<<<<
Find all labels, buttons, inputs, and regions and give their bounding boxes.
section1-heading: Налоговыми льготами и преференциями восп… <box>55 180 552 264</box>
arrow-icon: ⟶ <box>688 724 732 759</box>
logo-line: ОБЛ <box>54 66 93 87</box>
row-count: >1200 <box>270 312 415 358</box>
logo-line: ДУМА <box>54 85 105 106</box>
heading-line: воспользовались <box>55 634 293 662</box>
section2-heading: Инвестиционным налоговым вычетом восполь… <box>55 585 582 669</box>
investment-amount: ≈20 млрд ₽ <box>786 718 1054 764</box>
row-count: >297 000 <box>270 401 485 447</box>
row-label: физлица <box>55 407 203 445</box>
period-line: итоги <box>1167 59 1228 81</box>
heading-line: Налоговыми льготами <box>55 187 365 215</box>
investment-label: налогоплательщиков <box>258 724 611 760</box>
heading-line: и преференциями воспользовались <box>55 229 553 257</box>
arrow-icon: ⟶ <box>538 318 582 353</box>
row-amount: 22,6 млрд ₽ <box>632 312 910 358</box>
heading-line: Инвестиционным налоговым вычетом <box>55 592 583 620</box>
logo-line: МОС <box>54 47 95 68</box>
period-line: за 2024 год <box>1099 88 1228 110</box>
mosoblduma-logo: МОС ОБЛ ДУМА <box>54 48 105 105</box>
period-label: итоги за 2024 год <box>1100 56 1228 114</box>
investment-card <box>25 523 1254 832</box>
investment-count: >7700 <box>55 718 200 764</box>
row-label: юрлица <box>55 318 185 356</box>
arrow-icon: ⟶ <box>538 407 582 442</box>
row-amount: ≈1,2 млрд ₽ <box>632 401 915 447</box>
>>>>
EXERCISE AIM
Reproduce the lines above verbatim.

EXERCISE ANSWER
Find all labels, buttons, inputs, and regions and give their bounding boxes.
section1-heading: Налоговыми льготами и преференциями восп… <box>55 180 552 264</box>
arrow-icon: ⟶ <box>688 724 732 759</box>
logo-line: ОБЛ <box>54 66 93 87</box>
row-count: >1200 <box>270 312 415 358</box>
logo-line: ДУМА <box>54 85 105 106</box>
heading-line: воспользовались <box>55 634 293 662</box>
section2-heading: Инвестиционным налоговым вычетом восполь… <box>55 585 582 669</box>
investment-amount: ≈20 млрд ₽ <box>786 718 1054 764</box>
row-count: >297 000 <box>270 401 485 447</box>
row-label: физлица <box>55 407 203 445</box>
period-line: итоги <box>1167 59 1228 81</box>
heading-line: Налоговыми льготами <box>55 187 365 215</box>
investment-label: налогоплательщиков <box>258 724 611 760</box>
heading-line: и преференциями воспользовались <box>55 229 553 257</box>
arrow-icon: ⟶ <box>538 318 582 353</box>
row-amount: 22,6 млрд ₽ <box>632 312 910 358</box>
heading-line: Инвестиционным налоговым вычетом <box>55 592 583 620</box>
logo-line: МОС <box>54 47 95 68</box>
period-line: за 2024 год <box>1099 88 1228 110</box>
mosoblduma-logo: МОС ОБЛ ДУМА <box>54 48 105 105</box>
period-label: итоги за 2024 год <box>1100 56 1228 114</box>
investment-card <box>25 523 1254 832</box>
investment-count: >7700 <box>55 718 200 764</box>
row-label: юрлица <box>55 318 185 356</box>
arrow-icon: ⟶ <box>538 407 582 442</box>
row-amount: ≈1,2 млрд ₽ <box>632 401 915 447</box>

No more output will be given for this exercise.